-- Start --
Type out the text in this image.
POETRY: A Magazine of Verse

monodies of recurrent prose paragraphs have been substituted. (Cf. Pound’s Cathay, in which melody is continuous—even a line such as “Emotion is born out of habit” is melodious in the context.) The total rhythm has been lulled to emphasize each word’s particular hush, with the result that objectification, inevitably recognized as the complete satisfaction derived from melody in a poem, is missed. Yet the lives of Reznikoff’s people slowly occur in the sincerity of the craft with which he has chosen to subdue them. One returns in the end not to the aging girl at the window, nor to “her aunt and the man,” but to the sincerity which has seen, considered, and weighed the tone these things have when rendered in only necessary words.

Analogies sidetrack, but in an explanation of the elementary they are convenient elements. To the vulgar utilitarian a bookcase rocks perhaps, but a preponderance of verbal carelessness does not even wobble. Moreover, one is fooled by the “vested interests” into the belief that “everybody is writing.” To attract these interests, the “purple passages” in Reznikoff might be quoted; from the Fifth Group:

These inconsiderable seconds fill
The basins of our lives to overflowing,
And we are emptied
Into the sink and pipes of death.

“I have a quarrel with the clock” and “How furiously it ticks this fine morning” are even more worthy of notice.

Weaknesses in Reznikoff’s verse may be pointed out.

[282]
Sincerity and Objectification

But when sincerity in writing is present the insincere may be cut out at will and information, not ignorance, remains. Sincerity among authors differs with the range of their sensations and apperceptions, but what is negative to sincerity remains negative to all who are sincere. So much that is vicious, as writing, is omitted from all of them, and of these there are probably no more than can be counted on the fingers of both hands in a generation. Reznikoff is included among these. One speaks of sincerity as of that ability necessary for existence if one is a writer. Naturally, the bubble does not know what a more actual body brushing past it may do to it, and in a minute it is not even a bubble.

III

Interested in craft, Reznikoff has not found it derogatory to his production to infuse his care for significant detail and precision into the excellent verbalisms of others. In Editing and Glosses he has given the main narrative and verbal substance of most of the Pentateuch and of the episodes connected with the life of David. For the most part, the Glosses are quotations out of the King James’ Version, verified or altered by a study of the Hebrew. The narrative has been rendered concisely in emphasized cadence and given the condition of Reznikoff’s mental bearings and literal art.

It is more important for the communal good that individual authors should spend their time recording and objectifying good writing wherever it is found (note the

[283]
-- End --
-- Start --
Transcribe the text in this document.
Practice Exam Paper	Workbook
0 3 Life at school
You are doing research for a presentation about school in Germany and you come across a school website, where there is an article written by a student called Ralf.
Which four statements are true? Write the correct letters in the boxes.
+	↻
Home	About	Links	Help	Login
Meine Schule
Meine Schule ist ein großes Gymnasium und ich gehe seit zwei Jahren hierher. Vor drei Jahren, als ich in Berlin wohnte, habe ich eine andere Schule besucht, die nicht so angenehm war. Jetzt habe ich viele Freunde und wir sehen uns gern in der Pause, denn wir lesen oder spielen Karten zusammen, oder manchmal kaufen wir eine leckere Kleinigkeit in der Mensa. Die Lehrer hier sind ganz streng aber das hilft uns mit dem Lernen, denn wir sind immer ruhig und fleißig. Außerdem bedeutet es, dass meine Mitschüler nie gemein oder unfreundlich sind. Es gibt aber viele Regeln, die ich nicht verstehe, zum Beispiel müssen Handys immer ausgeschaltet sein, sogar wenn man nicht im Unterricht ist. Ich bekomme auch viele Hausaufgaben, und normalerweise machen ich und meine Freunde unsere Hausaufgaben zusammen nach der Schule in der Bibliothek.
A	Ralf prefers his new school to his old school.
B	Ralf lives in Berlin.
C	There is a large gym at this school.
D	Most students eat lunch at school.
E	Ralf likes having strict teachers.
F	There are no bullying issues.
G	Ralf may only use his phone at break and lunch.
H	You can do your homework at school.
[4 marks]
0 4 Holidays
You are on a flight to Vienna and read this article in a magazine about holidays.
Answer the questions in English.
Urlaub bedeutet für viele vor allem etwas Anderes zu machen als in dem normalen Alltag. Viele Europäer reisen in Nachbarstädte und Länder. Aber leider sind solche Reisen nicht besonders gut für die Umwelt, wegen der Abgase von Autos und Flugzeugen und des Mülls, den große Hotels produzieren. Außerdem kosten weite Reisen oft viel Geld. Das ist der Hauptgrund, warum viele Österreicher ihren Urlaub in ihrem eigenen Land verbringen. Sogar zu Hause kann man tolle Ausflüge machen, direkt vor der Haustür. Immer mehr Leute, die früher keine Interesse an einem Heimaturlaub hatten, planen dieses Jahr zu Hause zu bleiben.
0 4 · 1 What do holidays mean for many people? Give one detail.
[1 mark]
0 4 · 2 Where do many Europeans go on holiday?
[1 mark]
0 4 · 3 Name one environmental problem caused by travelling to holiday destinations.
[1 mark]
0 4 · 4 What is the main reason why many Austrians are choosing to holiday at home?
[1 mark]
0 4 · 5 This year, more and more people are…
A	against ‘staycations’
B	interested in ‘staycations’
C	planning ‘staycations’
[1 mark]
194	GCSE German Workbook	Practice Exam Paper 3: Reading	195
-- End --
-- Start --
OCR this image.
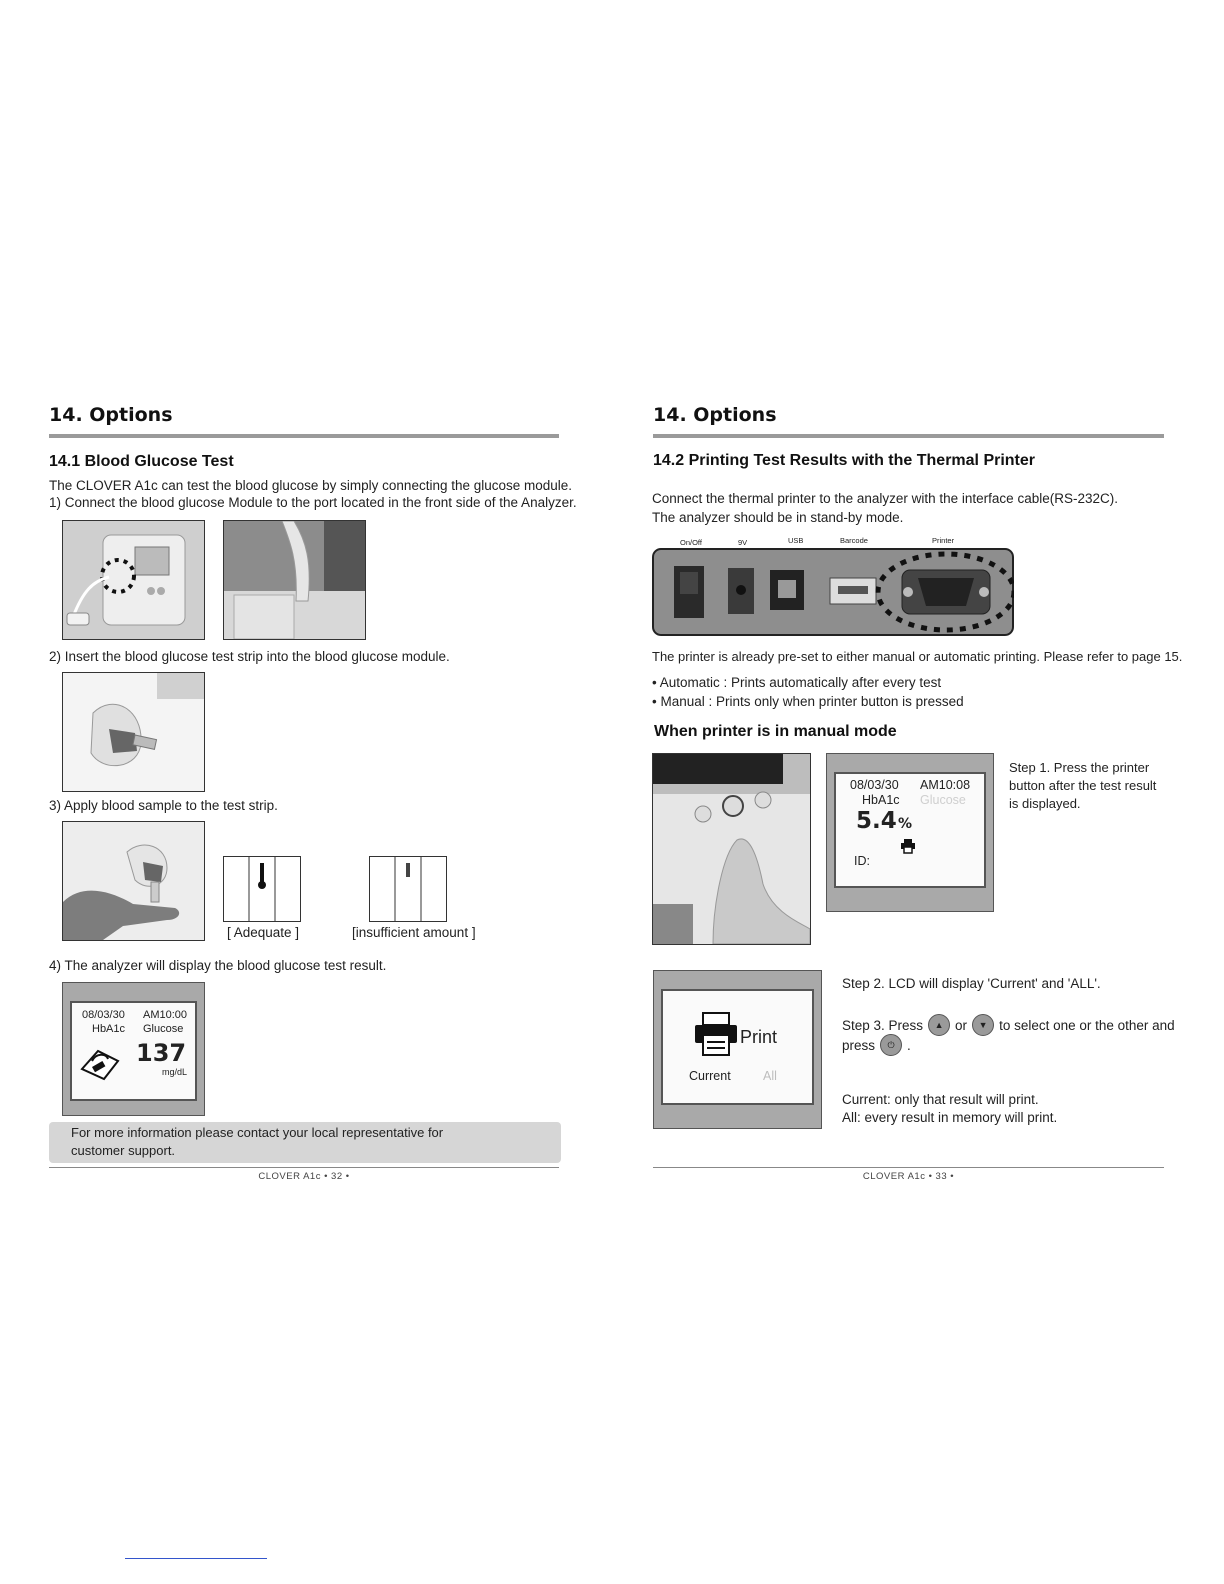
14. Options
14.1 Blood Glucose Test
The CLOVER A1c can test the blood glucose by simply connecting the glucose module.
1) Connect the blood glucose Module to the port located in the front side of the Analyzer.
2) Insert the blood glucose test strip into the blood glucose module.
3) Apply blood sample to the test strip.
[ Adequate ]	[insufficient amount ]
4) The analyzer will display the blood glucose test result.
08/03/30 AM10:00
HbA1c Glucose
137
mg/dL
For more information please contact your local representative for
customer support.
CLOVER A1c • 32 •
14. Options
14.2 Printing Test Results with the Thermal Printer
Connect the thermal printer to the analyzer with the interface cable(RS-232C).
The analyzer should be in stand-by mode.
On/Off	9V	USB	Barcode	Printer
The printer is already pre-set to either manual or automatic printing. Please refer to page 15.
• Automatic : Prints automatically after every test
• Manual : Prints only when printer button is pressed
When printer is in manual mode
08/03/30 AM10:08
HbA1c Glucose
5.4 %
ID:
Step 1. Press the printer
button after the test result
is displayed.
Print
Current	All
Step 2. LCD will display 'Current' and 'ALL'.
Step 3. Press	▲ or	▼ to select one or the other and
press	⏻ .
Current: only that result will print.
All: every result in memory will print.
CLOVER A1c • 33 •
-- End --
## STATED PROBLEM
Report how many lines hold the string "mode", giving the number and nothing else.

## THE REPLY
2